Stored items:

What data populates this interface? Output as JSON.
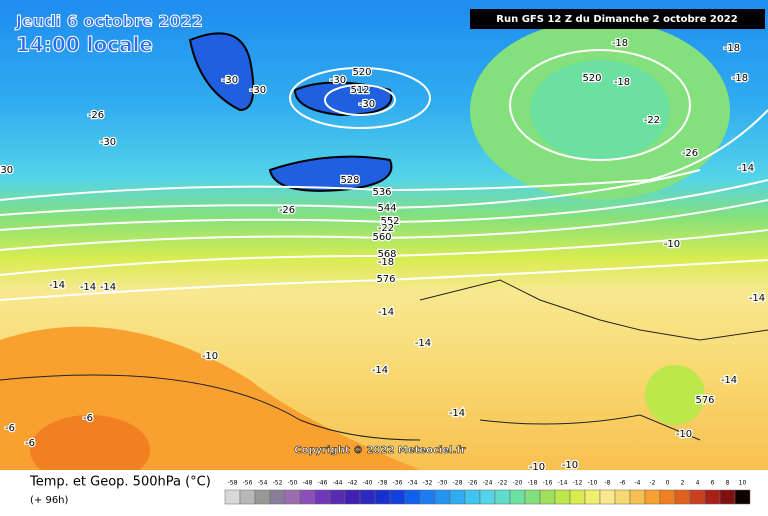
{
  "header": {
    "date": "Jeudi 6 octobre 2022",
    "time": "14:00 locale",
    "run": "Run GFS 12 Z du Dimanche 2 octobre 2022"
  },
  "copyright": "Copyright © 2022 Meteociel.fr",
  "footer": {
    "title": "Temp. et Geop. 500hPa (°C)",
    "lead": "(+ 96h)"
  },
  "legend": {
    "values": [
      -58,
      -56,
      -54,
      -52,
      -50,
      -48,
      -46,
      -44,
      -42,
      -40,
      -38,
      -36,
      -34,
      -32,
      -30,
      -28,
      -26,
      -24,
      -22,
      -20,
      -18,
      -16,
      -14,
      -12,
      -10,
      -8,
      -6,
      -4,
      -2,
      0,
      2,
      4,
      6,
      8,
      10
    ],
    "colors": [
      "#d8d8d8",
      "#b8b8b8",
      "#989898",
      "#8a7d9a",
      "#9a6fb0",
      "#8a4fb8",
      "#7038b8",
      "#5a2ab0",
      "#4020b0",
      "#2c28c0",
      "#1830d0",
      "#1040e0",
      "#1060f0",
      "#1c7cf4",
      "#2494f0",
      "#30acf0",
      "#40c4f0",
      "#54d4e8",
      "#60dcc8",
      "#6ce0a0",
      "#84e07c",
      "#a0e05c",
      "#bce84c",
      "#d8ec50",
      "#f0f070",
      "#f8e890",
      "#f8d870",
      "#f8c050",
      "#f8a030",
      "#f08020",
      "#e06020",
      "#c84020",
      "#a82018",
      "#801010",
      "#100000"
    ]
  },
  "map_labels": [
    "-30",
    "-30",
    "-30",
    "-30",
    "-30",
    "-30",
    "520",
    "520",
    "512",
    "528",
    "536",
    "544",
    "552",
    "560",
    "568",
    "576",
    "576",
    "-26",
    "-26",
    "-26",
    "-22",
    "-22",
    "-18",
    "-18",
    "-18",
    "-18",
    "-18",
    "-14",
    "-14",
    "-14",
    "-14",
    "-14",
    "-14",
    "-14",
    "-14",
    "-14",
    "-14",
    "-10",
    "-10",
    "-10",
    "-10",
    "-10",
    "-6",
    "-6",
    "-6"
  ]
}
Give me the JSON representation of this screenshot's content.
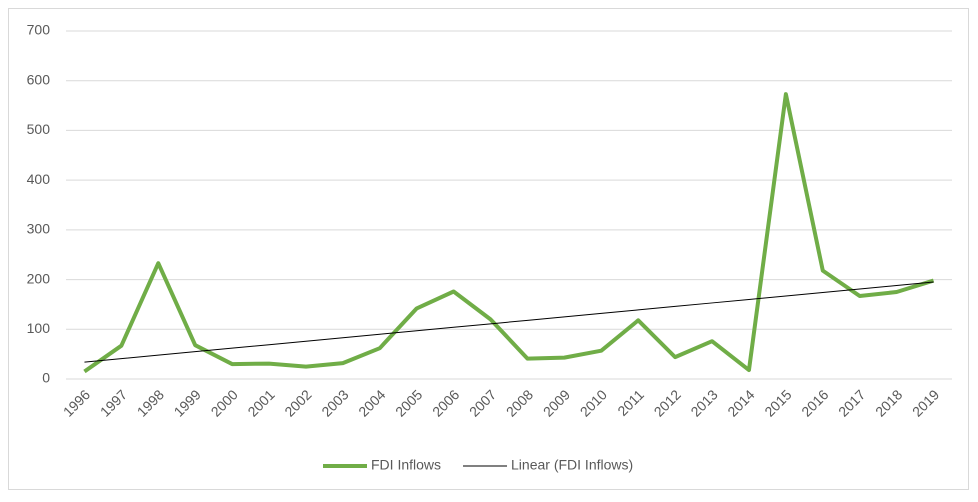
{
  "chart_data": {
    "type": "line",
    "categories": [
      "1996",
      "1997",
      "1998",
      "1999",
      "2000",
      "2001",
      "2002",
      "2003",
      "2004",
      "2005",
      "2006",
      "2007",
      "2008",
      "2009",
      "2010",
      "2011",
      "2012",
      "2013",
      "2014",
      "2015",
      "2016",
      "2017",
      "2018",
      "2019"
    ],
    "series": [
      {
        "name": "FDI Inflows",
        "color": "#70ad47",
        "values": [
          15,
          67,
          233,
          68,
          30,
          31,
          25,
          32,
          62,
          142,
          176,
          120,
          41,
          43,
          57,
          118,
          44,
          76,
          18,
          573,
          218,
          167,
          175,
          198
        ]
      },
      {
        "name": "Linear (FDI Inflows)",
        "color": "#000000",
        "values": [
          34,
          41,
          48,
          55,
          62,
          69,
          76,
          83,
          90,
          97,
          104,
          111,
          118,
          125,
          132,
          139,
          146,
          153,
          160,
          167,
          174,
          181,
          188,
          195
        ]
      }
    ],
    "ylim": [
      0,
      700
    ],
    "yticks": [
      0,
      100,
      200,
      300,
      400,
      500,
      600,
      700
    ],
    "grid": true,
    "legend": "bottom"
  }
}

### Requirement:
Omit every picture while copying the listing above exactly.

### Output for this exercise:
What data populates this interface? Output as JSON.
{
  "header": {
    "date": "Jeudi 6 octobre 2022",
    "time": "14:00 locale",
    "run": "Run GFS 12 Z du Dimanche 2 octobre 2022"
  },
  "copyright": "Copyright © 2022 Meteociel.fr",
  "footer": {
    "title": "Temp. et Geop. 500hPa (°C)",
    "lead": "(+ 96h)"
  },
  "legend": {
    "values": [
      -58,
      -56,
      -54,
      -52,
      -50,
      -48,
      -46,
      -44,
      -42,
      -40,
      -38,
      -36,
      -34,
      -32,
      -30,
      -28,
      -26,
      -24,
      -22,
      -20,
      -18,
      -16,
      -14,
      -12,
      -10,
      -8,
      -6,
      -4,
      -2,
      0,
      2,
      4,
      6,
      8,
      10
    ],
    "colors": [
      "#d8d8d8",
      "#b8b8b8",
      "#989898",
      "#8a7d9a",
      "#9a6fb0",
      "#8a4fb8",
      "#7038b8",
      "#5a2ab0",
      "#4020b0",
      "#2c28c0",
      "#1830d0",
      "#1040e0",
      "#1060f0",
      "#1c7cf4",
      "#2494f0",
      "#30acf0",
      "#40c4f0",
      "#54d4e8",
      "#60dcc8",
      "#6ce0a0",
      "#84e07c",
      "#a0e05c",
      "#bce84c",
      "#d8ec50",
      "#f0f070",
      "#f8e890",
      "#f8d870",
      "#f8c050",
      "#f8a030",
      "#f08020",
      "#e06020",
      "#c84020",
      "#a82018",
      "#801010",
      "#100000"
    ]
  },
  "map_labels": [
    "-30",
    "-30",
    "-30",
    "-30",
    "-30",
    "-30",
    "520",
    "520",
    "512",
    "528",
    "536",
    "544",
    "552",
    "560",
    "568",
    "576",
    "576",
    "-26",
    "-26",
    "-26",
    "-22",
    "-22",
    "-18",
    "-18",
    "-18",
    "-18",
    "-18",
    "-14",
    "-14",
    "-14",
    "-14",
    "-14",
    "-14",
    "-14",
    "-14",
    "-14",
    "-14",
    "-10",
    "-10",
    "-10",
    "-10",
    "-10",
    "-6",
    "-6",
    "-6"
  ]
}
Give me the JSON representation of this screenshot's content.
{
  "chart_data": {
    "type": "line",
    "categories": [
      "1996",
      "1997",
      "1998",
      "1999",
      "2000",
      "2001",
      "2002",
      "2003",
      "2004",
      "2005",
      "2006",
      "2007",
      "2008",
      "2009",
      "2010",
      "2011",
      "2012",
      "2013",
      "2014",
      "2015",
      "2016",
      "2017",
      "2018",
      "2019"
    ],
    "series": [
      {
        "name": "FDI Inflows",
        "color": "#70ad47",
        "values": [
          15,
          67,
          233,
          68,
          30,
          31,
          25,
          32,
          62,
          142,
          176,
          120,
          41,
          43,
          57,
          118,
          44,
          76,
          18,
          573,
          218,
          167,
          175,
          198
        ]
      },
      {
        "name": "Linear (FDI Inflows)",
        "color": "#000000",
        "values": [
          34,
          41,
          48,
          55,
          62,
          69,
          76,
          83,
          90,
          97,
          104,
          111,
          118,
          125,
          132,
          139,
          146,
          153,
          160,
          167,
          174,
          181,
          188,
          195
        ]
      }
    ],
    "ylim": [
      0,
      700
    ],
    "yticks": [
      0,
      100,
      200,
      300,
      400,
      500,
      600,
      700
    ],
    "grid": true,
    "legend": "bottom"
  }
}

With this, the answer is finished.